» **DIRECTIONS**
Repeat the material below word for word and leave out all pictures.
--- start MATERIAL SHOWN ---
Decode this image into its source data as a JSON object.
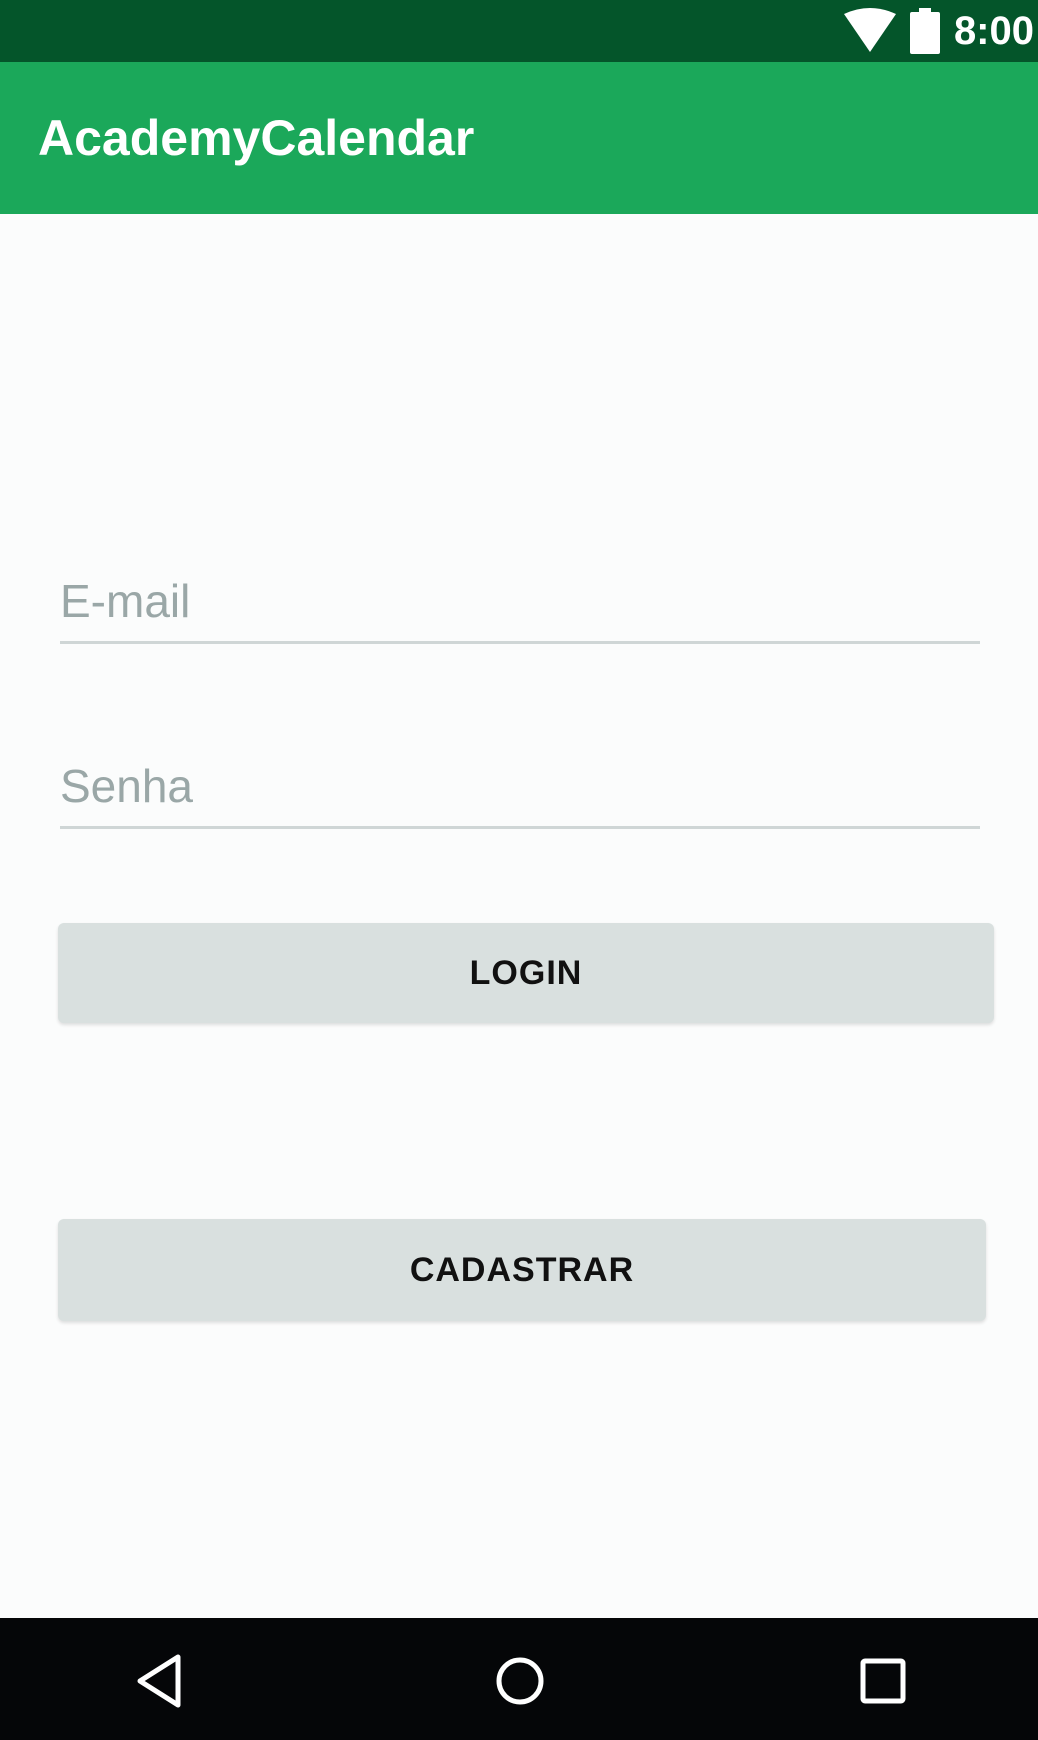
{
  "status_bar": {
    "time": "8:00",
    "icons": [
      "wifi-icon",
      "battery-icon"
    ],
    "background_color": "#04552a"
  },
  "app_bar": {
    "title": "AcademyCalendar",
    "background_color": "#1ba85a"
  },
  "form": {
    "email": {
      "placeholder": "E-mail",
      "value": ""
    },
    "senha": {
      "placeholder": "Senha",
      "value": ""
    },
    "login_label": "LOGIN",
    "cadastrar_label": "CADASTRAR"
  },
  "nav_bar": {
    "icons": [
      "back-icon",
      "home-icon",
      "recents-icon"
    ],
    "background_color": "#050608"
  }
}
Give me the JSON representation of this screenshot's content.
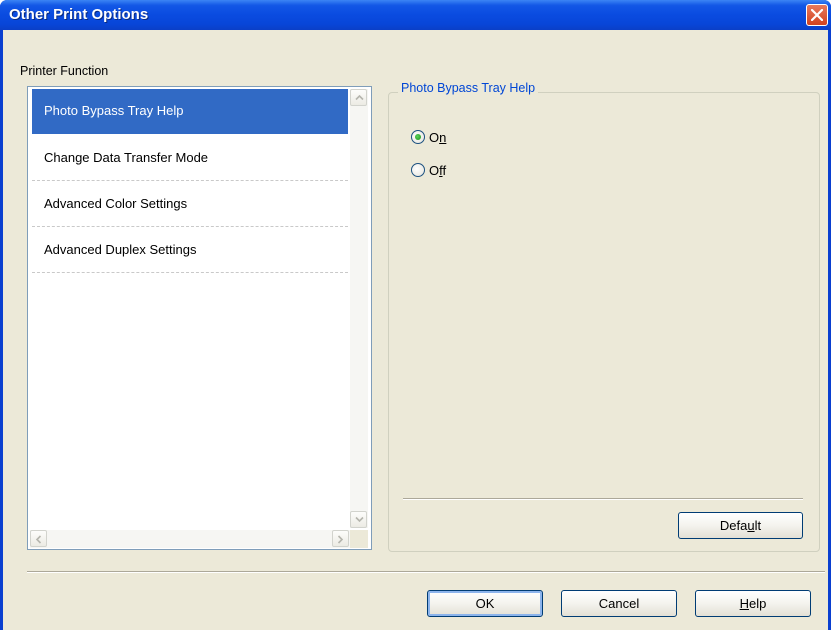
{
  "window": {
    "title": "Other Print Options"
  },
  "printer_function": {
    "group_label": "Printer Function",
    "items": [
      {
        "label": "Photo Bypass Tray Help",
        "selected": true
      },
      {
        "label": "Change Data Transfer Mode",
        "selected": false
      },
      {
        "label": "Advanced Color Settings",
        "selected": false
      },
      {
        "label": "Advanced Duplex Settings",
        "selected": false
      }
    ]
  },
  "settings_panel": {
    "title": "Photo Bypass Tray Help",
    "options": [
      {
        "label_pre": "O",
        "label_ul": "n",
        "label_post": "",
        "checked": true
      },
      {
        "label_pre": "O",
        "label_ul": "f",
        "label_post": "f",
        "checked": false
      }
    ],
    "default_button": {
      "pre": "Defa",
      "ul": "u",
      "post": "lt"
    }
  },
  "footer": {
    "ok_label": "OK",
    "cancel_label": "Cancel",
    "help_button": {
      "pre": "",
      "ul": "H",
      "post": "elp"
    }
  },
  "colors": {
    "title_bar": "#0a4be0",
    "selection": "#316ac5",
    "legend_text": "#0046d5",
    "dialog_face": "#ece9d8",
    "radio_dot": "#1b8f1b",
    "close_button": "#d2421e"
  }
}
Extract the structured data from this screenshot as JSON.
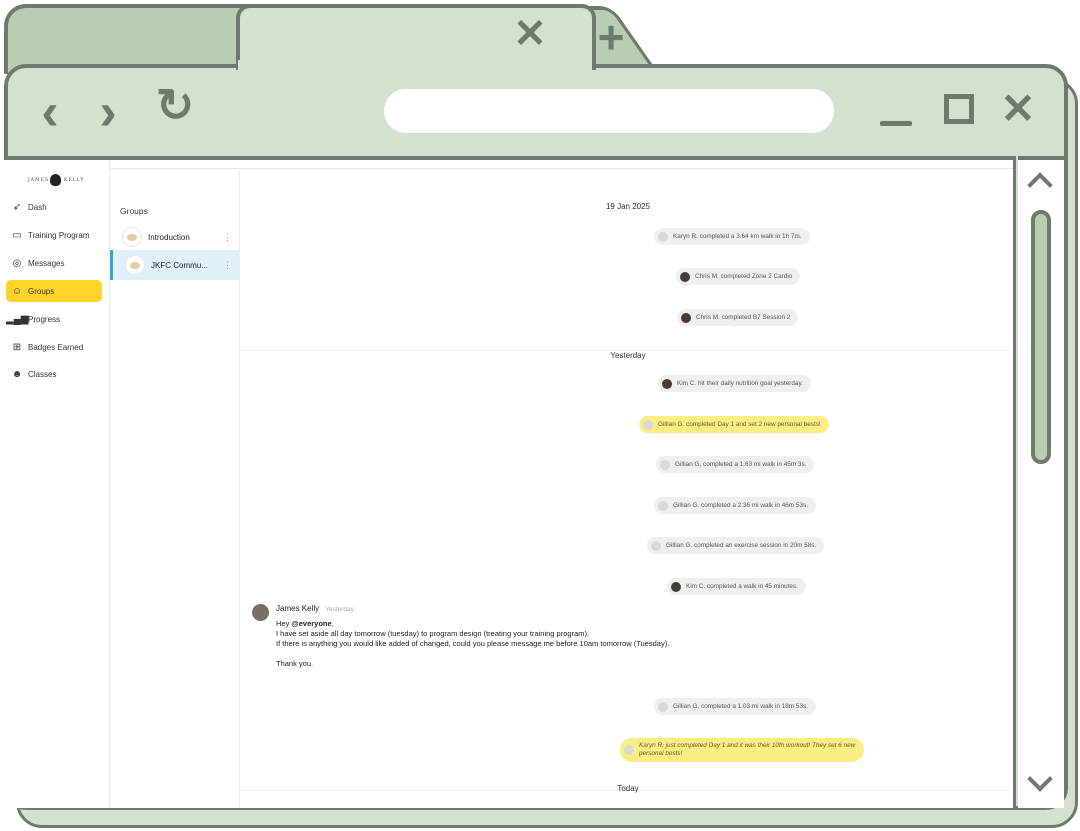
{
  "browser": {
    "tab_close_icon": "close-icon",
    "new_tab_icon": "plus-icon",
    "back_icon": "arrow-left-icon",
    "forward_icon": "arrow-right-icon",
    "reload_icon": "reload-icon",
    "colors": {
      "frame": "#d4e1ce",
      "tab_inactive": "#b9cdb2",
      "outline": "#6d7a6c"
    }
  },
  "app": {
    "logo": {
      "left": "JAMES",
      "right": "KELLY"
    },
    "nav": [
      {
        "label": "Dash",
        "icon": "rocket-icon"
      },
      {
        "label": "Training Program",
        "icon": "folder-icon"
      },
      {
        "label": "Messages",
        "icon": "chat-icon"
      },
      {
        "label": "Groups",
        "icon": "users-icon",
        "active": true
      },
      {
        "label": "Progress",
        "icon": "bar-chart-icon"
      },
      {
        "label": "Badges Earned",
        "icon": "grid-icon"
      },
      {
        "label": "Classes",
        "icon": "people-icon"
      }
    ],
    "accent": "#ffd32a",
    "groups": {
      "title": "Groups",
      "items": [
        {
          "name": "Introduction",
          "selected": false
        },
        {
          "name": "JKFC Commu...",
          "selected": true
        }
      ]
    },
    "feed": {
      "dates": [
        "19 Jan 2025",
        "Yesterday",
        "Today"
      ],
      "activities": [
        "Karyn R. completed a 3.64 km walk in 1h 7m.",
        "Chris M. completed Zone 2 Cardio",
        "Chris M. completed B7 Session 2",
        "Kim C. hit their daily nutrition goal yesterday.",
        "Gillian G. completed Day 1 and set 2 new personal bests!",
        "Gillian G. completed a 1.63 mi walk in 45m 3s.",
        "Gillian G. completed a 2.36 mi walk in 46m 53s.",
        "Gillian G. completed an exercise session in 20m 58s.",
        "Kim C. completed a walk in 45 minutes.",
        "Gillian G. completed a 1.03 mi walk in 18m 53s.",
        "Karyn R. just completed Day 1 and it was their 10th workout! They set 6 new personal bests!"
      ],
      "message": {
        "author": "James Kelly",
        "time": "Yesterday",
        "greeting_prefix": "Hey ",
        "mention": "@everyone",
        "greeting_suffix": ",",
        "line1": "I have set aside all day tomorrow (tuesday) to program design (treating your training program).",
        "line2": "If there is anything you would like added of changed, could you please message me before 10am tomorrow (Tuesday).",
        "signoff": "Thank you."
      }
    }
  }
}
--- end MATERIAL SHOWN ---
» **SOLVED PROBLEM**
Decode this image into its source data as a JSON object.
{
  "status_bar": {
    "time": "8:00",
    "icons": [
      "wifi-icon",
      "battery-icon"
    ],
    "background_color": "#04552a"
  },
  "app_bar": {
    "title": "AcademyCalendar",
    "background_color": "#1ba85a"
  },
  "form": {
    "email": {
      "placeholder": "E-mail",
      "value": ""
    },
    "senha": {
      "placeholder": "Senha",
      "value": ""
    },
    "login_label": "LOGIN",
    "cadastrar_label": "CADASTRAR"
  },
  "nav_bar": {
    "icons": [
      "back-icon",
      "home-icon",
      "recents-icon"
    ],
    "background_color": "#050608"
  }
}
Give me the JSON representation of this screenshot's content.
{
  "window": {
    "title": "Other Print Options"
  },
  "printer_function": {
    "group_label": "Printer Function",
    "items": [
      {
        "label": "Photo Bypass Tray Help",
        "selected": true
      },
      {
        "label": "Change Data Transfer Mode",
        "selected": false
      },
      {
        "label": "Advanced Color Settings",
        "selected": false
      },
      {
        "label": "Advanced Duplex Settings",
        "selected": false
      }
    ]
  },
  "settings_panel": {
    "title": "Photo Bypass Tray Help",
    "options": [
      {
        "label_pre": "O",
        "label_ul": "n",
        "label_post": "",
        "checked": true
      },
      {
        "label_pre": "O",
        "label_ul": "f",
        "label_post": "f",
        "checked": false
      }
    ],
    "default_button": {
      "pre": "Defa",
      "ul": "u",
      "post": "lt"
    }
  },
  "footer": {
    "ok_label": "OK",
    "cancel_label": "Cancel",
    "help_button": {
      "pre": "",
      "ul": "H",
      "post": "elp"
    }
  },
  "colors": {
    "title_bar": "#0a4be0",
    "selection": "#316ac5",
    "legend_text": "#0046d5",
    "dialog_face": "#ece9d8",
    "radio_dot": "#1b8f1b",
    "close_button": "#d2421e"
  }
}
Extract the structured data from this screenshot as JSON.
{
  "browser": {
    "tab_close_icon": "close-icon",
    "new_tab_icon": "plus-icon",
    "back_icon": "arrow-left-icon",
    "forward_icon": "arrow-right-icon",
    "reload_icon": "reload-icon",
    "colors": {
      "frame": "#d4e1ce",
      "tab_inactive": "#b9cdb2",
      "outline": "#6d7a6c"
    }
  },
  "app": {
    "logo": {
      "left": "JAMES",
      "right": "KELLY"
    },
    "nav": [
      {
        "label": "Dash",
        "icon": "rocket-icon"
      },
      {
        "label": "Training Program",
        "icon": "folder-icon"
      },
      {
        "label": "Messages",
        "icon": "chat-icon"
      },
      {
        "label": "Groups",
        "icon": "users-icon",
        "active": true
      },
      {
        "label": "Progress",
        "icon": "bar-chart-icon"
      },
      {
        "label": "Badges Earned",
        "icon": "grid-icon"
      },
      {
        "label": "Classes",
        "icon": "people-icon"
      }
    ],
    "accent": "#ffd32a",
    "groups": {
      "title": "Groups",
      "items": [
        {
          "name": "Introduction",
          "selected": false
        },
        {
          "name": "JKFC Commu...",
          "selected": true
        }
      ]
    },
    "feed": {
      "dates": [
        "19 Jan 2025",
        "Yesterday",
        "Today"
      ],
      "activities": [
        "Karyn R. completed a 3.64 km walk in 1h 7m.",
        "Chris M. completed Zone 2 Cardio",
        "Chris M. completed B7 Session 2",
        "Kim C. hit their daily nutrition goal yesterday.",
        "Gillian G. completed Day 1 and set 2 new personal bests!",
        "Gillian G. completed a 1.63 mi walk in 45m 3s.",
        "Gillian G. completed a 2.36 mi walk in 46m 53s.",
        "Gillian G. completed an exercise session in 20m 58s.",
        "Kim C. completed a walk in 45 minutes.",
        "Gillian G. completed a 1.03 mi walk in 18m 53s.",
        "Karyn R. just completed Day 1 and it was their 10th workout! They set 6 new personal bests!"
      ],
      "message": {
        "author": "James Kelly",
        "time": "Yesterday",
        "greeting_prefix": "Hey ",
        "mention": "@everyone",
        "greeting_suffix": ",",
        "line1": "I have set aside all day tomorrow (tuesday) to program design (treating your training program).",
        "line2": "If there is anything you would like added of changed, could you please message me before 10am tomorrow (Tuesday).",
        "signoff": "Thank you."
      }
    }
  }
}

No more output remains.